# EXERCISE:
Reproduce all lines of the listing below in which the word "Diamanti" occurs.

# Stored data:
## start

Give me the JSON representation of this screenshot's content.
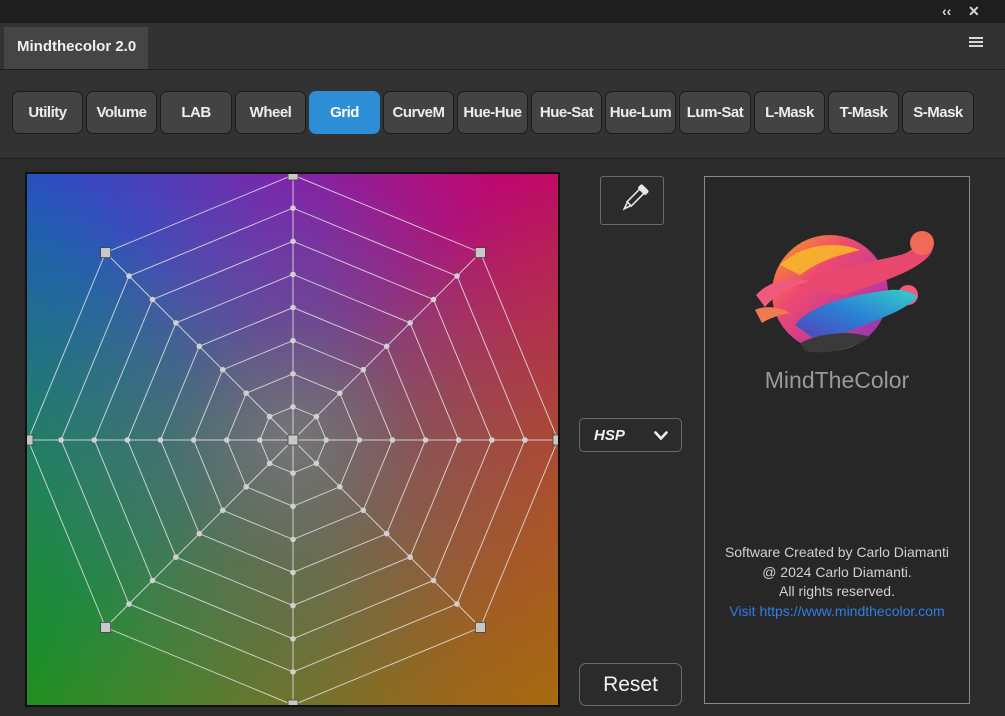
{
  "window": {
    "collapse_icon": "double-chevron-left-icon",
    "close_icon": "close-icon"
  },
  "panel": {
    "tab_title": "Mindthecolor 2.0",
    "menu_icon": "hamburger-menu-icon"
  },
  "modes": [
    {
      "label": "Utility",
      "active": false
    },
    {
      "label": "Volume",
      "active": false
    },
    {
      "label": "LAB",
      "active": false
    },
    {
      "label": "Wheel",
      "active": false
    },
    {
      "label": "Grid",
      "active": true
    },
    {
      "label": "CurveM",
      "active": false
    },
    {
      "label": "Hue-Hue",
      "active": false
    },
    {
      "label": "Hue-Sat",
      "active": false
    },
    {
      "label": "Hue-Lum",
      "active": false
    },
    {
      "label": "Lum-Sat",
      "active": false
    },
    {
      "label": "L-Mask",
      "active": false
    },
    {
      "label": "T-Mask",
      "active": false
    },
    {
      "label": "S-Mask",
      "active": false
    }
  ],
  "controls": {
    "eyedropper_icon": "eyedropper-icon",
    "color_model": "HSP",
    "reset_label": "Reset"
  },
  "about": {
    "brand": "MindTheColor",
    "line1": "Software Created by Carlo Diamanti",
    "line2": "@ 2024 Carlo Diamanti.",
    "line3": "All rights reserved.",
    "link": "Visit https://www.mindthecolor.com"
  },
  "colors": {
    "accent": "#2d8ed6",
    "link": "#2f7fe8"
  }
}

## end

# EXERCISE RESULT:
    "line1": "Software Created by Carlo Diamanti",
    "line2": "@ 2024 Carlo Diamanti.",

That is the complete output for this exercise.